What this task involves -
Return the lines below word for word, leaving out the pictures.

Data provided -
##########
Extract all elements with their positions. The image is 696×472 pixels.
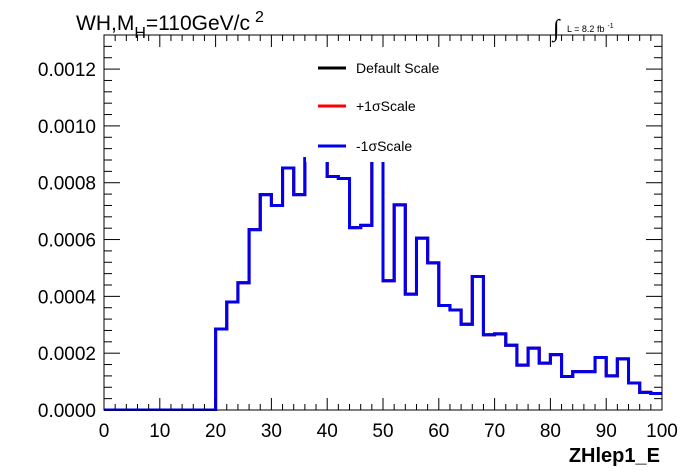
lumi-integral: ∫ xyxy=(551,16,561,43)
title-sup: 2 xyxy=(255,9,264,26)
title-sub: H xyxy=(134,25,146,42)
legend-label-1: +1σScale xyxy=(356,98,416,114)
legend-label-2: -1σScale xyxy=(356,138,412,154)
y-tick-label: 0.0008 xyxy=(38,174,96,195)
y-tick-label: 0.0000 xyxy=(38,401,96,422)
x-tick-label: 30 xyxy=(261,421,282,442)
x-tick-label: 60 xyxy=(428,421,449,442)
y-tick-label: 0.0006 xyxy=(38,231,96,252)
x-tick-label: 10 xyxy=(149,421,170,442)
y-tick-label: 0.0012 xyxy=(38,60,96,81)
x-tick-label: 20 xyxy=(205,421,226,442)
x-tick-label: 90 xyxy=(596,421,617,442)
legend-label-0: Default Scale xyxy=(356,60,439,76)
x-tick-label: 40 xyxy=(317,421,338,442)
y-tick-label: 0.0010 xyxy=(38,117,96,138)
x-tick-label: 70 xyxy=(484,421,505,442)
series-line-2 xyxy=(104,130,662,411)
lumi-label: L = 8.2 fb -1 xyxy=(567,23,614,34)
lumi-text: L = 8.2 fb xyxy=(567,24,604,34)
x-tick-label: 0 xyxy=(99,421,110,442)
x-tick-label: 80 xyxy=(540,421,561,442)
x-axis-title: ZHlep1_E xyxy=(569,445,660,467)
title-main: WH,M xyxy=(76,12,134,35)
x-tick-label: 100 xyxy=(646,421,678,442)
lumi-sup: -1 xyxy=(607,23,613,30)
y-tick-label: 0.0002 xyxy=(38,344,96,365)
x-tick-label: 50 xyxy=(372,421,393,442)
chart-title: WH,MH=110GeV/c 2 xyxy=(76,9,264,42)
y-tick-label: 0.0004 xyxy=(38,287,97,308)
title-tail: =110GeV/c xyxy=(146,12,250,35)
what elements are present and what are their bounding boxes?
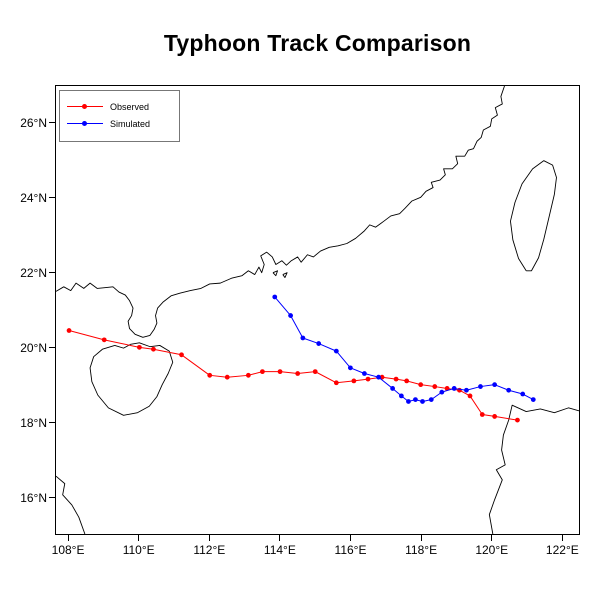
##########
The solution -
Extract all elements with their positions. The image is 696×472 pixels.
lumi-integral: ∫ xyxy=(551,16,561,43)
title-sup: 2 xyxy=(255,9,264,26)
title-sub: H xyxy=(134,25,146,42)
legend-label-1: +1σScale xyxy=(356,98,416,114)
legend-label-2: -1σScale xyxy=(356,138,412,154)
y-tick-label: 0.0008 xyxy=(38,174,96,195)
y-tick-label: 0.0000 xyxy=(38,401,96,422)
x-tick-label: 30 xyxy=(261,421,282,442)
x-tick-label: 60 xyxy=(428,421,449,442)
y-tick-label: 0.0006 xyxy=(38,231,96,252)
x-tick-label: 10 xyxy=(149,421,170,442)
y-tick-label: 0.0012 xyxy=(38,60,96,81)
x-tick-label: 20 xyxy=(205,421,226,442)
x-tick-label: 90 xyxy=(596,421,617,442)
legend-label-0: Default Scale xyxy=(356,60,439,76)
x-tick-label: 40 xyxy=(317,421,338,442)
y-tick-label: 0.0010 xyxy=(38,117,96,138)
x-tick-label: 70 xyxy=(484,421,505,442)
series-line-2 xyxy=(104,130,662,411)
lumi-label: L = 8.2 fb -1 xyxy=(567,23,614,34)
lumi-text: L = 8.2 fb xyxy=(567,24,604,34)
x-tick-label: 0 xyxy=(99,421,110,442)
x-tick-label: 80 xyxy=(540,421,561,442)
x-axis-title: ZHlep1_E xyxy=(569,445,660,467)
title-main: WH,M xyxy=(76,12,134,35)
x-tick-label: 100 xyxy=(646,421,678,442)
lumi-sup: -1 xyxy=(607,23,613,30)
y-tick-label: 0.0002 xyxy=(38,344,96,365)
x-tick-label: 50 xyxy=(372,421,393,442)
chart-title: WH,MH=110GeV/c 2 xyxy=(76,9,264,42)
y-tick-label: 0.0004 xyxy=(38,287,97,308)
title-tail: =110GeV/c xyxy=(146,12,250,35)
what elements are present and what are their bounding boxes?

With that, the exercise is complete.